→ Brano estratto
■ ■ ■ ■

Report settimanale sui mercati.

La settimana che ci siamo lasciato alle spalle si è caratterizzata per i pessimi segnali che sono giunti dal fronte macroeconomico che stanno delineando un quadro di un’economia in deciso rallentamento rispetto alla fine del 2010. Dopo la conferma della crescita del pil nel primo trimestre all’1,8% contro il 3,1% del quarto trimestre scorso, un nuovo importante tassello e’ stato fornito dal dato di maggio sull’andamento del mercato del lavoro.

A sorprendere il mercato, questa settimana è stato il tasso di disoccupazione Usa che invece scendere sotto il 9%, cosi come si attendevano gli addetti ai lavori, e’ salito al 9,1% mentre il numero di posti di lavoro creati e’ stato pari solo a 54.000 unita’, oltre 100mila in meno delle 160mila attese. 

 
Per un’economia che per diversi mesi era apparsa sulla corsia di sorpasso ed in grado di sostenere la forte crescita economica che tutti decantavano e si accompagnavano a festeggiare con l’ascesa dei mercati azionari e la fiducia dei consumi, si e’ trattata della peggiore performance dallo scorso settembre e tutto lascia prevedere che le debolezze del mercato occupazionale facciano sentire il loro peso sul mercato dei consumi ancora per molto tempo a venire
 
Proprio in considerazione di questo scenario, i future sui Fed Funds non vedono alcuna possibilita’ di un aumento dei tassi di interesse negli Usa nel 2011 ed addirittura si prevede un aumento del costo del denaro non prima del secondo semestre del 2012. Sul fronte europeo invece la situazione appare piu’ incerta ed e’ proprio la riunione della Bce in calendario Giovedi’ che terra’ banco la prossima settimana  ma si concluderà con un nulla di fatto in scia ai recenti segnali di debolezza della congiuntura che potrebbero indurre i governatori a procrastinare una nuova misura. 
 
Poi, cè di nuovo che incombe la possibilita’ di una nuova accelerazione dell’euro che potrebbe facilmente arrivare a quota 1,50 dollari, un livello critico per le esportazioni dell’eurozona. La corsa delle commodities inoltre e’ giunta al termine, almeno per il momento, e il prezzo del barile, per quanto riguarda il Wti, e’ ormai fermo attorno a quota 100 dollari da diverso tempo. 
 
Nonostante l’enfasi data da Trichet sulla lotta all’inflazione, la minaccia dei prezzi non appare dunque tanto incombente in questo momento come sembrava alcune settimane fa ed e’ per questo che giovedi’ potrebbe prevalere nuovamente la linea della prudenza. Molti operatori, però sostengono che il dato di maggio sia una «aberrazione temporanea» e non sarà il preludio di un «prolungato rallentamento economico». Difficile dire se abbiano ragione. I pessimisti già si figurano una nuova recessione, quanto meno una stagnazione. 
 
Gli ottimisti danno la colpa alla momentanea interruzione nella catena di approvvigionamenti causata dal disastro in Giappone. Staremo a vedere ma fatto sta che il momento è negativo su ogni orizzonte temporale. Per quella che è la mia esperienza la probabilità di un rimbalzo dai minimi è maggiore di quella di un ritracciamento dai massimi ma fino a quando non si risolve la divergenza avremo movimenti veloci e ingannevoli da accostare al cosiddetto rimbalzo del gatto morto.

■ ■ ■ ■

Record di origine
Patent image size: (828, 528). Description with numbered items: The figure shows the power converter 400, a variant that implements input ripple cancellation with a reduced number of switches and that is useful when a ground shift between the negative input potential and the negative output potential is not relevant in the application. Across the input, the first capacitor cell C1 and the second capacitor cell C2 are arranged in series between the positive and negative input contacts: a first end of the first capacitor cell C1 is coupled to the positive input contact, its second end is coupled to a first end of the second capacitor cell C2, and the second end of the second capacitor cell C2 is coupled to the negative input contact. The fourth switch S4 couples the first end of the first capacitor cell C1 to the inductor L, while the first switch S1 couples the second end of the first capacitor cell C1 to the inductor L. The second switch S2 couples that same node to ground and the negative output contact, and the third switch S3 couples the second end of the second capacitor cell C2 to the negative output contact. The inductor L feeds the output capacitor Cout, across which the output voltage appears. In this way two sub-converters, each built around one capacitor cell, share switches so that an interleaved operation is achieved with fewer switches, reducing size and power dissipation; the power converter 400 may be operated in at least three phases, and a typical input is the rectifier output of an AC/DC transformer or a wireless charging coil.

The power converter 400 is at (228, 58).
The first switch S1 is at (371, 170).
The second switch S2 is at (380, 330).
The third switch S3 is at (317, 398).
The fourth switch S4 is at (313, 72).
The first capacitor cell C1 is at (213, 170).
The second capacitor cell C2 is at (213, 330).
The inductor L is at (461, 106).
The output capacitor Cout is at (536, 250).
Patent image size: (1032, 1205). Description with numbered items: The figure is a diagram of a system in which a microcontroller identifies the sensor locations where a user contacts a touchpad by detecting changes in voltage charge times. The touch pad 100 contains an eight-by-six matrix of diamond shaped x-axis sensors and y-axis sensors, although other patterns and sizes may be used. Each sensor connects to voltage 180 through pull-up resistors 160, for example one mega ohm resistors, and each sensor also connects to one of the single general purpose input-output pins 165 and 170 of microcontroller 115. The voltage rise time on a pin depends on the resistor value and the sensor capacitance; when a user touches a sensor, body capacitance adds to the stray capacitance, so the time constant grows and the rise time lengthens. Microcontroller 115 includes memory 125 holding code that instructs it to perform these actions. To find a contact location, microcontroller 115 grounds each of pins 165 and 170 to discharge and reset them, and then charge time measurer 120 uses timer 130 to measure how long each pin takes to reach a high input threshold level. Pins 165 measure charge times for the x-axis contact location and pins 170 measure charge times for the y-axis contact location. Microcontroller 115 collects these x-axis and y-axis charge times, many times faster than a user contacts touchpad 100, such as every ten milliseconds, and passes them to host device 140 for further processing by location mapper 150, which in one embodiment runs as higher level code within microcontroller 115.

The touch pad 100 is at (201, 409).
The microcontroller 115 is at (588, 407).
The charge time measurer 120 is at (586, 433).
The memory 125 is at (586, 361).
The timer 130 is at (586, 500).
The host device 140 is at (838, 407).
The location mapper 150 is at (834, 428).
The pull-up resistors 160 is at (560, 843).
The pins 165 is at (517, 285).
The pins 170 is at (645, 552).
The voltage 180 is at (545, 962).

■ ■ ■ ■

→ Compiti da svolgere
#1 Rispondi alle seguenti domande sul report settimanale sui mercati:
(a) Di quanto è cresciuto il pil nel primo trimestre?
(b) A quale livello è salito il tasso di disoccupazione Usa?
(c) Intorno a quale quota è fermo il prezzo del barile di Wti?
#2 Prosegui, per favore, il report settimanale sui mercati dal punto in cui si interrompe.

→ Risposte in ordine
#1
(a) Dell'1,8%.
(b) Al 9,1%.
(c) Attorno a quota 100 dollari.

#2
 
AZIONI EURO. Passando ai numeri, i listini europei hanno chiuso tutti in territorio negativo la settimana; infatti troviamo Parigi che con il suo Cac40 ha perso l’ 1,53% mentre Londra con il Ftse100 (-1,41%) ed infine Francoforte con il suo Dax30 (-0,76%). A livello settoriale dobbiamo segnalare in denaro il settore chimico (+0,78%), seguito  da quello industriale (+0,32%) ed infine da quello alimentare (+0,28%) mentre in lettera dobbiamo segnalare il settore tecnologico (-2,41%), seguito da quello energia (-2,23%) ed infine quello tlc (-2,17%). 
 
Fra i principali titoli dobbiamo segnalare in nero Bbva (+1,94%), Basf (+1,83%) e Commerzbank (+1,41%), mentre in rosso dobbiamo segnalare Nokia (-22,05% è crollata a picco  dopo aver lanciato un profit warning sul 2Q11 e più precisamente dopo aver abbassato l’outlook per il secondo trimestre 2011 delle attività devices & services (ovvero la divisione cellulari) e aver aggiornato le prospettive sull’intero anno), Rwe (-6,90%) ed infine E.On (-5,87%). 
 
ITALIA. Piazza Affari chiude la settimana con un frazionale ribasso del nostro indice, trainato al ribasso dal comparto bancario ma dall’altra parte sostenuto dalle ottime performance di Egp e Fiat. La settimana si è chiusa con un ribasso dello Ftse/Mib (¬-0,10%), terminando le contrattazioni a 20809 punti. Da un punto di vista tecnico il quadro di breve periodo è sempre contrastato e fondamentale sarà il ritorno delle quotazione in area 21200 punti che offrirebbero lo spunto per attaccare area 21500 e successivamente la resistenza statica a 21700 punti; di contro la rottura al ribasso di area 20600 punti aprirebbe la strada ad una nuova e pericolosa gamba ribassista con target in area 19900 punti. La situazione resta sempre molto volatile ed incerta.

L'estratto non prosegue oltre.